* START EXTRACTED MATERIAL *
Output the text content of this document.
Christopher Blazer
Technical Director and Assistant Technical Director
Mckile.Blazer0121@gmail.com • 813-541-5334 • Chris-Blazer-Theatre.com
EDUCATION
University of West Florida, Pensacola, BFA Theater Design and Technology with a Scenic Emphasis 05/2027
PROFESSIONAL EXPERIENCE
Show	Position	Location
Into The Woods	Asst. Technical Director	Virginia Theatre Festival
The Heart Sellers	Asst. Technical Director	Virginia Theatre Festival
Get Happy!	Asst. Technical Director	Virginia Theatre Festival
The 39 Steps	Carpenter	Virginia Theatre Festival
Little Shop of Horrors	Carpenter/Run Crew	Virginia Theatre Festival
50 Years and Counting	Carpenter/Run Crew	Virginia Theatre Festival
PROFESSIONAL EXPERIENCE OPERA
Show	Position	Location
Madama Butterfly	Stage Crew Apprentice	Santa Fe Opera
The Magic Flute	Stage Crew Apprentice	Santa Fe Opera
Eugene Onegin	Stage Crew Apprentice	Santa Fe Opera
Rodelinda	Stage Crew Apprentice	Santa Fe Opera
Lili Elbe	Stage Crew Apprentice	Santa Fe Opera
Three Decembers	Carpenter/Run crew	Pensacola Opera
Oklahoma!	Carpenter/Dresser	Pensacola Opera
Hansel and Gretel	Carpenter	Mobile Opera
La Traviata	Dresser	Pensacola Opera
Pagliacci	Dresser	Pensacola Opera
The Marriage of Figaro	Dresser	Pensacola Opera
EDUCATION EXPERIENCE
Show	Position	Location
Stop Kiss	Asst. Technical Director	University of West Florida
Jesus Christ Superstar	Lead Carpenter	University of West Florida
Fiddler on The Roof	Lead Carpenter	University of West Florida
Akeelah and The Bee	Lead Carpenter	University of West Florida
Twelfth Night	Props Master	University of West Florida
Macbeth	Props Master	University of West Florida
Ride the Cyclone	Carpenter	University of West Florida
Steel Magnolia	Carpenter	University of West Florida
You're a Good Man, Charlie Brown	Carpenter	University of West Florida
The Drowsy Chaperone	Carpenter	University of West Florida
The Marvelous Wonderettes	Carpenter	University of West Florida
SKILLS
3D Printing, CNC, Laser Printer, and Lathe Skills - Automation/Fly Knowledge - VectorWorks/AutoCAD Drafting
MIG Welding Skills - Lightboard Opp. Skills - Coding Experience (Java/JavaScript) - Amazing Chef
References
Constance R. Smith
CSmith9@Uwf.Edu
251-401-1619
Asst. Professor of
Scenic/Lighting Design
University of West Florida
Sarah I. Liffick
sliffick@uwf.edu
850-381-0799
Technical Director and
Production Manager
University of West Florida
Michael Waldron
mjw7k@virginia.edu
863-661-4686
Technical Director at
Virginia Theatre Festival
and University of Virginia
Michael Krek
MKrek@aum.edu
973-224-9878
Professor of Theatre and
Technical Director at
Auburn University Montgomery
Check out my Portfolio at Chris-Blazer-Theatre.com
* END EXTRACTED MATERIAL *
* [YOUR GOAL]:
Repeat every line of the data, exactly and in full.

* [THE REPLY]:
Output the text content of this document.
Christopher Blazer
Technical Director and Assistant Technical Director
Mckile.Blazer0121@gmail.com • 813-541-5334 • Chris-Blazer-Theatre.com
EDUCATION
University of West Florida, Pensacola, BFA Theater Design and Technology with a Scenic Emphasis 05/2027
PROFESSIONAL EXPERIENCE
Show	Position	Location
Into The Woods	Asst. Technical Director	Virginia Theatre Festival
The Heart Sellers	Asst. Technical Director	Virginia Theatre Festival
Get Happy!	Asst. Technical Director	Virginia Theatre Festival
The 39 Steps	Carpenter	Virginia Theatre Festival
Little Shop of Horrors	Carpenter/Run Crew	Virginia Theatre Festival
50 Years and Counting	Carpenter/Run Crew	Virginia Theatre Festival
PROFESSIONAL EXPERIENCE OPERA
Show	Position	Location
Madama Butterfly	Stage Crew Apprentice	Santa Fe Opera
The Magic Flute	Stage Crew Apprentice	Santa Fe Opera
Eugene Onegin	Stage Crew Apprentice	Santa Fe Opera
Rodelinda	Stage Crew Apprentice	Santa Fe Opera
Lili Elbe	Stage Crew Apprentice	Santa Fe Opera
Three Decembers	Carpenter/Run crew	Pensacola Opera
Oklahoma!	Carpenter/Dresser	Pensacola Opera
Hansel and Gretel	Carpenter	Mobile Opera
La Traviata	Dresser	Pensacola Opera
Pagliacci	Dresser	Pensacola Opera
The Marriage of Figaro	Dresser	Pensacola Opera
EDUCATION EXPERIENCE
Show	Position	Location
Stop Kiss	Asst. Technical Director	University of West Florida
Jesus Christ Superstar	Lead Carpenter	University of West Florida
Fiddler on The Roof	Lead Carpenter	University of West Florida
Akeelah and The Bee	Lead Carpenter	University of West Florida
Twelfth Night	Props Master	University of West Florida
Macbeth	Props Master	University of West Florida
Ride the Cyclone	Carpenter	University of West Florida
Steel Magnolia	Carpenter	University of West Florida
You're a Good Man, Charlie Brown	Carpenter	University of West Florida
The Drowsy Chaperone	Carpenter	University of West Florida
The Marvelous Wonderettes	Carpenter	University of West Florida
SKILLS
3D Printing, CNC, Laser Printer, and Lathe Skills - Automation/Fly Knowledge - VectorWorks/AutoCAD Drafting
MIG Welding Skills - Lightboard Opp. Skills - Coding Experience (Java/JavaScript) - Amazing Chef
References
Constance R. Smith
CSmith9@Uwf.Edu
251-401-1619
Asst. Professor of
Scenic/Lighting Design
University of West Florida
Sarah I. Liffick
sliffick@uwf.edu
850-381-0799
Technical Director and
Production Manager
University of West Florida
Michael Waldron
mjw7k@virginia.edu
863-661-4686
Technical Director at
Virginia Theatre Festival
and University of Virginia
Michael Krek
MKrek@aum.edu
973-224-9878
Professor of Theatre and
Technical Director at
Auburn University Montgomery
Check out my Portfolio at Chris-Blazer-Theatre.com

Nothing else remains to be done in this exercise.